→ Task:
Write out the records again, exactly, leaving none out.

(Stored items)
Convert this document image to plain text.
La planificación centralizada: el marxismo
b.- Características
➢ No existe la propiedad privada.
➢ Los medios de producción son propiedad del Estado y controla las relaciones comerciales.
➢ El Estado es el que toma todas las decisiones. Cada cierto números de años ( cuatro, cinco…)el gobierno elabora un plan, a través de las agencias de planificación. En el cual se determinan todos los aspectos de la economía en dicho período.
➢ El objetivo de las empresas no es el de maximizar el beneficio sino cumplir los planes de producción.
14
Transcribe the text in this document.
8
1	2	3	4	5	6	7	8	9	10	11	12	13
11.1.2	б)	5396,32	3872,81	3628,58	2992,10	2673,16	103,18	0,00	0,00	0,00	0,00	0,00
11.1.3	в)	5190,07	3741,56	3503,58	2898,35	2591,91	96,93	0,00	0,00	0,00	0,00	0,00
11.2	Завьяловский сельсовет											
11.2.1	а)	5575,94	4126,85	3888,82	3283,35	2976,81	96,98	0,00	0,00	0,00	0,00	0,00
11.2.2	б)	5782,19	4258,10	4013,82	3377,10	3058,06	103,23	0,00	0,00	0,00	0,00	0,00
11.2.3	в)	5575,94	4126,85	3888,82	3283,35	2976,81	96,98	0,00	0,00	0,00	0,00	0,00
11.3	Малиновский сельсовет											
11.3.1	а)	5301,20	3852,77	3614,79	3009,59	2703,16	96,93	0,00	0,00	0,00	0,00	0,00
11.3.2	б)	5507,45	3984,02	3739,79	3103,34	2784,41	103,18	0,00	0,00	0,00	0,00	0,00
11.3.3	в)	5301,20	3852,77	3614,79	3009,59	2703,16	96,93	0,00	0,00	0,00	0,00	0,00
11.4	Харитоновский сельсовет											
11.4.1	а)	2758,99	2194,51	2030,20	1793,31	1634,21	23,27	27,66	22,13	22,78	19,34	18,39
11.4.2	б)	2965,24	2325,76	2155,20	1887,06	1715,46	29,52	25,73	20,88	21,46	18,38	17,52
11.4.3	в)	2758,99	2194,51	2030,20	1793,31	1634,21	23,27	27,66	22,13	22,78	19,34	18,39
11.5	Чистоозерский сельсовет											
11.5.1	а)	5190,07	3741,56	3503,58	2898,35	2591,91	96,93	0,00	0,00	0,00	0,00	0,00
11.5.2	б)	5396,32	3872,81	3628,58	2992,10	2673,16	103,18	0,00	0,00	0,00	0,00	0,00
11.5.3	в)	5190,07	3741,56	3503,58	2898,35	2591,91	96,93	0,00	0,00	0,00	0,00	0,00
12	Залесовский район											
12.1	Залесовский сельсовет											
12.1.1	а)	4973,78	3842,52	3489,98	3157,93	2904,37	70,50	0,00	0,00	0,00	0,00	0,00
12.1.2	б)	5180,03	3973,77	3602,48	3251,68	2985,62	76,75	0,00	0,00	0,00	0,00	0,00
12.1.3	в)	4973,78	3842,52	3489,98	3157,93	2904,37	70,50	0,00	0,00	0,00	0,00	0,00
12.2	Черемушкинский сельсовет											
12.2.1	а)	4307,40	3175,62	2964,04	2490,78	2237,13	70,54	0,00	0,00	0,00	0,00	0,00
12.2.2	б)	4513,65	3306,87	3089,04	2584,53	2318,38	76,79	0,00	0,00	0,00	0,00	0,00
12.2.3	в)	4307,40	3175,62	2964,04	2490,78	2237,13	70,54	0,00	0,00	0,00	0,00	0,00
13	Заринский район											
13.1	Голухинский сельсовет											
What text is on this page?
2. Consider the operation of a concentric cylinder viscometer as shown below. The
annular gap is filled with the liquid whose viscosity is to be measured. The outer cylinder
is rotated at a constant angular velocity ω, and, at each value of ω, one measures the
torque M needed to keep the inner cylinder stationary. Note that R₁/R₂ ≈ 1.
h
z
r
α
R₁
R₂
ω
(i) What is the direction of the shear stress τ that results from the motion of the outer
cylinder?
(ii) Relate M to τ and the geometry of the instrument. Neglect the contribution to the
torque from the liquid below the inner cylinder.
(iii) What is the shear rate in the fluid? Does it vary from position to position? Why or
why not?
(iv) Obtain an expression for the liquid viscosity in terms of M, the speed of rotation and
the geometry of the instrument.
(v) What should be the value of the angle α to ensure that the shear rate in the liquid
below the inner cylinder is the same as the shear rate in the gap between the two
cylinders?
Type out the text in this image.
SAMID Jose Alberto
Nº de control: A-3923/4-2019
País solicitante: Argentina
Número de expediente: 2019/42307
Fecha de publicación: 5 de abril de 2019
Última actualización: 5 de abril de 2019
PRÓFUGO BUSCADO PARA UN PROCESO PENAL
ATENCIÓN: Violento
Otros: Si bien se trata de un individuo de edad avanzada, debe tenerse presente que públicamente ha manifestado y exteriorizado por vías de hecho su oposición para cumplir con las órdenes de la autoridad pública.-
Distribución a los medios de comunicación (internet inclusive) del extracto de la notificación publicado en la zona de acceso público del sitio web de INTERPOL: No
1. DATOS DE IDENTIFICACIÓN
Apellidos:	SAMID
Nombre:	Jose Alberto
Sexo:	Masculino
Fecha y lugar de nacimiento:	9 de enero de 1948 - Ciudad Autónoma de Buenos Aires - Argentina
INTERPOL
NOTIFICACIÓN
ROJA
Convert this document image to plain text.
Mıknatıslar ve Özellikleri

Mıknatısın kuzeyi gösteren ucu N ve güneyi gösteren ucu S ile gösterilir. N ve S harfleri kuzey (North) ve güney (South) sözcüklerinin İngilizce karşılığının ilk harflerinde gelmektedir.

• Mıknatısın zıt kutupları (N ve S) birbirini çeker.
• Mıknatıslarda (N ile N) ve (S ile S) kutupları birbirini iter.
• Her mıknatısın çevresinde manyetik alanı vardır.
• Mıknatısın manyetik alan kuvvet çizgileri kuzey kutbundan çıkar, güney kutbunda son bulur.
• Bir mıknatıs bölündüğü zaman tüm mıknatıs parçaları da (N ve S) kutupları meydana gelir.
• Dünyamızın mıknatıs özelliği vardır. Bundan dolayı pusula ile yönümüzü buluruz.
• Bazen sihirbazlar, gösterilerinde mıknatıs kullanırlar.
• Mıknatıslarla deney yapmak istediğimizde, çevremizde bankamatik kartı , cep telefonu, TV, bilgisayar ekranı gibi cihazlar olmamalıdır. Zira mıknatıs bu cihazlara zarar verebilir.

→ Full solution:
Convert this document image to plain text.
La planificación centralizada: el marxismo
b.- Características
➢ No existe la propiedad privada.
➢ Los medios de producción son propiedad del Estado y controla las relaciones comerciales.
➢ El Estado es el que toma todas las decisiones. Cada cierto números de años ( cuatro, cinco…)el gobierno elabora un plan, a través de las agencias de planificación. En el cual se determinan todos los aspectos de la economía en dicho período.
➢ El objetivo de las empresas no es el de maximizar el beneficio sino cumplir los planes de producción.
14
Transcribe the text in this document.
8
1	2	3	4	5	6	7	8	9	10	11	12	13
11.1.2	б)	5396,32	3872,81	3628,58	2992,10	2673,16	103,18	0,00	0,00	0,00	0,00	0,00
11.1.3	в)	5190,07	3741,56	3503,58	2898,35	2591,91	96,93	0,00	0,00	0,00	0,00	0,00
11.2	Завьяловский сельсовет											
11.2.1	а)	5575,94	4126,85	3888,82	3283,35	2976,81	96,98	0,00	0,00	0,00	0,00	0,00
11.2.2	б)	5782,19	4258,10	4013,82	3377,10	3058,06	103,23	0,00	0,00	0,00	0,00	0,00
11.2.3	в)	5575,94	4126,85	3888,82	3283,35	2976,81	96,98	0,00	0,00	0,00	0,00	0,00
11.3	Малиновский сельсовет											
11.3.1	а)	5301,20	3852,77	3614,79	3009,59	2703,16	96,93	0,00	0,00	0,00	0,00	0,00
11.3.2	б)	5507,45	3984,02	3739,79	3103,34	2784,41	103,18	0,00	0,00	0,00	0,00	0,00
11.3.3	в)	5301,20	3852,77	3614,79	3009,59	2703,16	96,93	0,00	0,00	0,00	0,00	0,00
11.4	Харитоновский сельсовет											
11.4.1	а)	2758,99	2194,51	2030,20	1793,31	1634,21	23,27	27,66	22,13	22,78	19,34	18,39
11.4.2	б)	2965,24	2325,76	2155,20	1887,06	1715,46	29,52	25,73	20,88	21,46	18,38	17,52
11.4.3	в)	2758,99	2194,51	2030,20	1793,31	1634,21	23,27	27,66	22,13	22,78	19,34	18,39
11.5	Чистоозерский сельсовет											
11.5.1	а)	5190,07	3741,56	3503,58	2898,35	2591,91	96,93	0,00	0,00	0,00	0,00	0,00
11.5.2	б)	5396,32	3872,81	3628,58	2992,10	2673,16	103,18	0,00	0,00	0,00	0,00	0,00
11.5.3	в)	5190,07	3741,56	3503,58	2898,35	2591,91	96,93	0,00	0,00	0,00	0,00	0,00
12	Залесовский район											
12.1	Залесовский сельсовет											
12.1.1	а)	4973,78	3842,52	3489,98	3157,93	2904,37	70,50	0,00	0,00	0,00	0,00	0,00
12.1.2	б)	5180,03	3973,77	3602,48	3251,68	2985,62	76,75	0,00	0,00	0,00	0,00	0,00
12.1.3	в)	4973,78	3842,52	3489,98	3157,93	2904,37	70,50	0,00	0,00	0,00	0,00	0,00
12.2	Черемушкинский сельсовет											
12.2.1	а)	4307,40	3175,62	2964,04	2490,78	2237,13	70,54	0,00	0,00	0,00	0,00	0,00
12.2.2	б)	4513,65	3306,87	3089,04	2584,53	2318,38	76,79	0,00	0,00	0,00	0,00	0,00
12.2.3	в)	4307,40	3175,62	2964,04	2490,78	2237,13	70,54	0,00	0,00	0,00	0,00	0,00
13	Заринский район											
13.1	Голухинский сельсовет											
What text is on this page?
2. Consider the operation of a concentric cylinder viscometer as shown below. The
annular gap is filled with the liquid whose viscosity is to be measured. The outer cylinder
is rotated at a constant angular velocity ω, and, at each value of ω, one measures the
torque M needed to keep the inner cylinder stationary. Note that R₁/R₂ ≈ 1.
h
z
r
α
R₁
R₂
ω
(i) What is the direction of the shear stress τ that results from the motion of the outer
cylinder?
(ii) Relate M to τ and the geometry of the instrument. Neglect the contribution to the
torque from the liquid below the inner cylinder.
(iii) What is the shear rate in the fluid? Does it vary from position to position? Why or
why not?
(iv) Obtain an expression for the liquid viscosity in terms of M, the speed of rotation and
the geometry of the instrument.
(v) What should be the value of the angle α to ensure that the shear rate in the liquid
below the inner cylinder is the same as the shear rate in the gap between the two
cylinders?
Type out the text in this image.
SAMID Jose Alberto
Nº de control: A-3923/4-2019
País solicitante: Argentina
Número de expediente: 2019/42307
Fecha de publicación: 5 de abril de 2019
Última actualización: 5 de abril de 2019
PRÓFUGO BUSCADO PARA UN PROCESO PENAL
ATENCIÓN: Violento
Otros: Si bien se trata de un individuo de edad avanzada, debe tenerse presente que públicamente ha manifestado y exteriorizado por vías de hecho su oposición para cumplir con las órdenes de la autoridad pública.-
Distribución a los medios de comunicación (internet inclusive) del extracto de la notificación publicado en la zona de acceso público del sitio web de INTERPOL: No
1. DATOS DE IDENTIFICACIÓN
Apellidos:	SAMID
Nombre:	Jose Alberto
Sexo:	Masculino
Fecha y lugar de nacimiento:	9 de enero de 1948 - Ciudad Autónoma de Buenos Aires - Argentina
INTERPOL
NOTIFICACIÓN
ROJA
Convert this document image to plain text.
Mıknatıslar ve Özellikleri

Mıknatısın kuzeyi gösteren ucu N ve güneyi gösteren ucu S ile gösterilir. N ve S harfleri kuzey (North) ve güney (South) sözcüklerinin İngilizce karşılığının ilk harflerinde gelmektedir.

• Mıknatısın zıt kutupları (N ve S) birbirini çeker.
• Mıknatıslarda (N ile N) ve (S ile S) kutupları birbirini iter.
• Her mıknatısın çevresinde manyetik alanı vardır.
• Mıknatısın manyetik alan kuvvet çizgileri kuzey kutbundan çıkar, güney kutbunda son bulur.
• Bir mıknatıs bölündüğü zaman tüm mıknatıs parçaları da (N ve S) kutupları meydana gelir.
• Dünyamızın mıknatıs özelliği vardır. Bundan dolayı pusula ile yönümüzü buluruz.
• Bazen sihirbazlar, gösterilerinde mıknatıs kullanırlar.
• Mıknatıslarla deney yapmak istediğimizde, çevremizde bankamatik kartı , cep telefonu, TV, bilgisayar ekranı gibi cihazlar olmamalıdır. Zira mıknatıs bu cihazlara zarar verebilir.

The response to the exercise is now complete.